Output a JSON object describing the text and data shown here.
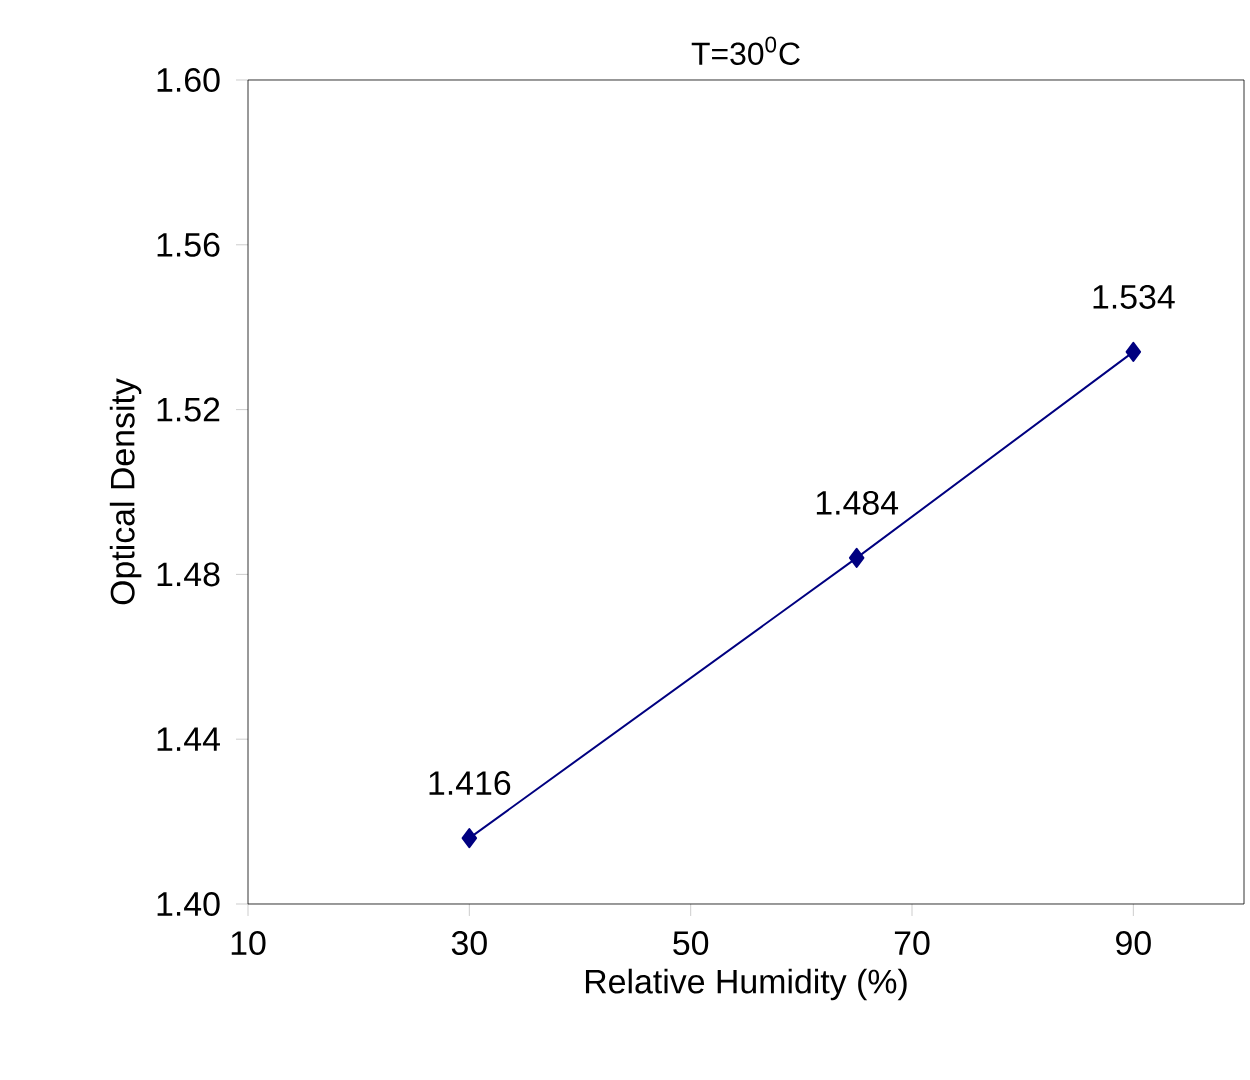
{
  "chart_data": {
    "type": "line",
    "title": "T=30$^{0}$C",
    "xlabel": "Relative Humidity (%)",
    "ylabel": "Optical Density",
    "x": [
      30,
      65,
      90
    ],
    "series": [
      {
        "color": "#000080",
        "values": [
          1.416,
          1.484,
          1.534
        ]
      }
    ],
    "data_labels": true,
    "marker": "diamond",
    "line_style": "solid",
    "grid": false,
    "xlim": [
      10,
      100
    ],
    "xticks": [
      10,
      30,
      50,
      70,
      90
    ],
    "ylim": [
      1.4,
      1.6
    ],
    "yticks": [
      {
        "value": 1.4,
        "label": "1.40"
      },
      1.44,
      1.48,
      1.52,
      1.56,
      {
        "value": 1.6,
        "label": "1.60"
      }
    ]
  }
}
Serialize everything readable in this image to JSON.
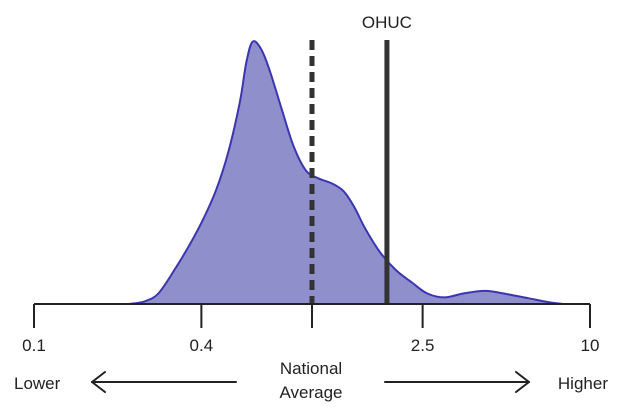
{
  "colors": {
    "density_fill": "#8f8fcc",
    "density_stroke": "#3b36b0",
    "reference_lines": "#333333",
    "axis": "#222222",
    "text": "#222222"
  },
  "chart_data": {
    "type": "area",
    "x_scale": "log",
    "xlim": [
      0.1,
      10
    ],
    "ylim": [
      0,
      1
    ],
    "x_ticks": [
      {
        "value": 0.1,
        "label": "0.1"
      },
      {
        "value": 0.4,
        "label": "0.4"
      },
      {
        "value": 1,
        "label": ""
      },
      {
        "value": 2.5,
        "label": "2.5"
      },
      {
        "value": 10,
        "label": "10"
      }
    ],
    "density": [
      {
        "x": 0.22,
        "y": 0.0
      },
      {
        "x": 0.25,
        "y": 0.01
      },
      {
        "x": 0.28,
        "y": 0.04
      },
      {
        "x": 0.32,
        "y": 0.13
      },
      {
        "x": 0.36,
        "y": 0.22
      },
      {
        "x": 0.4,
        "y": 0.31
      },
      {
        "x": 0.45,
        "y": 0.43
      },
      {
        "x": 0.5,
        "y": 0.58
      },
      {
        "x": 0.55,
        "y": 0.77
      },
      {
        "x": 0.58,
        "y": 0.92
      },
      {
        "x": 0.61,
        "y": 1.0
      },
      {
        "x": 0.65,
        "y": 0.98
      },
      {
        "x": 0.7,
        "y": 0.9
      },
      {
        "x": 0.78,
        "y": 0.74
      },
      {
        "x": 0.86,
        "y": 0.6
      },
      {
        "x": 0.95,
        "y": 0.51
      },
      {
        "x": 1.05,
        "y": 0.48
      },
      {
        "x": 1.18,
        "y": 0.46
      },
      {
        "x": 1.3,
        "y": 0.43
      },
      {
        "x": 1.42,
        "y": 0.37
      },
      {
        "x": 1.55,
        "y": 0.29
      },
      {
        "x": 1.75,
        "y": 0.2
      },
      {
        "x": 2.0,
        "y": 0.13
      },
      {
        "x": 2.3,
        "y": 0.08
      },
      {
        "x": 2.6,
        "y": 0.04
      },
      {
        "x": 3.0,
        "y": 0.025
      },
      {
        "x": 3.5,
        "y": 0.04
      },
      {
        "x": 4.2,
        "y": 0.05
      },
      {
        "x": 5.0,
        "y": 0.038
      },
      {
        "x": 6.0,
        "y": 0.022
      },
      {
        "x": 7.0,
        "y": 0.008
      },
      {
        "x": 8.0,
        "y": 0.0
      }
    ],
    "reference_lines": [
      {
        "x": 1.0,
        "style": "dashed",
        "label": ""
      },
      {
        "x": 1.86,
        "style": "solid",
        "label": "OHUC"
      }
    ],
    "annotations": {
      "left": "Lower",
      "center_line1": "National",
      "center_line2": "Average",
      "right": "Higher"
    }
  }
}
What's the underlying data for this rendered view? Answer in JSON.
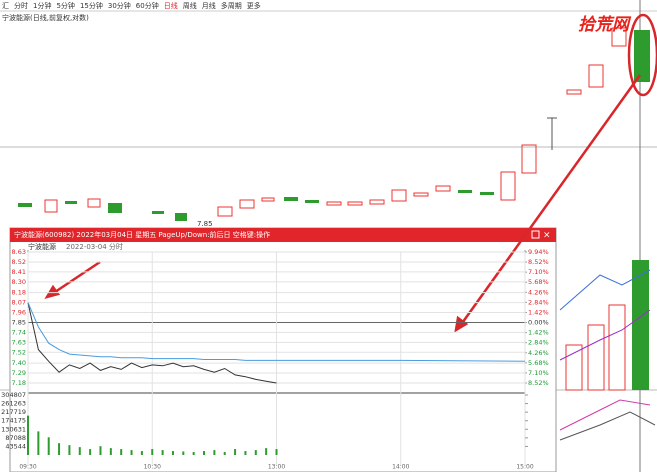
* * * * *
__THE EXERCISE__
Without the images, write out each line of the data verbatim.

__WRITTEN SOLUTION__
Output a JSON object describing the text and data shown here.
{
  "chart_data": {
    "type": "line",
    "title": "T=30$^{0}$C",
    "xlabel": "Relative Humidity (%)",
    "ylabel": "Optical Density",
    "x": [
      30,
      65,
      90
    ],
    "series": [
      {
        "color": "#000080",
        "values": [
          1.416,
          1.484,
          1.534
        ]
      }
    ],
    "data_labels": true,
    "marker": "diamond",
    "line_style": "solid",
    "grid": false,
    "xlim": [
      10,
      100
    ],
    "xticks": [
      10,
      30,
      50,
      70,
      90
    ],
    "ylim": [
      1.4,
      1.6
    ],
    "yticks": [
      {
        "value": 1.4,
        "label": "1.40"
      },
      1.44,
      1.48,
      1.52,
      1.56,
      {
        "value": 1.6,
        "label": "1.60"
      }
    ]
  }
}
Serialize everything readable in this image to JSON.
{
  "colors": {
    "density_fill": "#8f8fcc",
    "density_stroke": "#3b36b0",
    "reference_lines": "#333333",
    "axis": "#222222",
    "text": "#222222"
  },
  "chart_data": {
    "type": "area",
    "x_scale": "log",
    "xlim": [
      0.1,
      10
    ],
    "ylim": [
      0,
      1
    ],
    "x_ticks": [
      {
        "value": 0.1,
        "label": "0.1"
      },
      {
        "value": 0.4,
        "label": "0.4"
      },
      {
        "value": 1,
        "label": ""
      },
      {
        "value": 2.5,
        "label": "2.5"
      },
      {
        "value": 10,
        "label": "10"
      }
    ],
    "density": [
      {
        "x": 0.22,
        "y": 0.0
      },
      {
        "x": 0.25,
        "y": 0.01
      },
      {
        "x": 0.28,
        "y": 0.04
      },
      {
        "x": 0.32,
        "y": 0.13
      },
      {
        "x": 0.36,
        "y": 0.22
      },
      {
        "x": 0.4,
        "y": 0.31
      },
      {
        "x": 0.45,
        "y": 0.43
      },
      {
        "x": 0.5,
        "y": 0.58
      },
      {
        "x": 0.55,
        "y": 0.77
      },
      {
        "x": 0.58,
        "y": 0.92
      },
      {
        "x": 0.61,
        "y": 1.0
      },
      {
        "x": 0.65,
        "y": 0.98
      },
      {
        "x": 0.7,
        "y": 0.9
      },
      {
        "x": 0.78,
        "y": 0.74
      },
      {
        "x": 0.86,
        "y": 0.6
      },
      {
        "x": 0.95,
        "y": 0.51
      },
      {
        "x": 1.05,
        "y": 0.48
      },
      {
        "x": 1.18,
        "y": 0.46
      },
      {
        "x": 1.3,
        "y": 0.43
      },
      {
        "x": 1.42,
        "y": 0.37
      },
      {
        "x": 1.55,
        "y": 0.29
      },
      {
        "x": 1.75,
        "y": 0.2
      },
      {
        "x": 2.0,
        "y": 0.13
      },
      {
        "x": 2.3,
        "y": 0.08
      },
      {
        "x": 2.6,
        "y": 0.04
      },
      {
        "x": 3.0,
        "y": 0.025
      },
      {
        "x": 3.5,
        "y": 0.04
      },
      {
        "x": 4.2,
        "y": 0.05
      },
      {
        "x": 5.0,
        "y": 0.038
      },
      {
        "x": 6.0,
        "y": 0.022
      },
      {
        "x": 7.0,
        "y": 0.008
      },
      {
        "x": 8.0,
        "y": 0.0
      }
    ],
    "reference_lines": [
      {
        "x": 1.0,
        "style": "dashed",
        "label": ""
      },
      {
        "x": 1.86,
        "style": "solid",
        "label": "OHUC"
      }
    ],
    "annotations": {
      "left": "Lower",
      "center_line1": "National",
      "center_line2": "Average",
      "right": "Higher"
    }
  }
}
What's the underlying data for this rendered view? Answer in JSON.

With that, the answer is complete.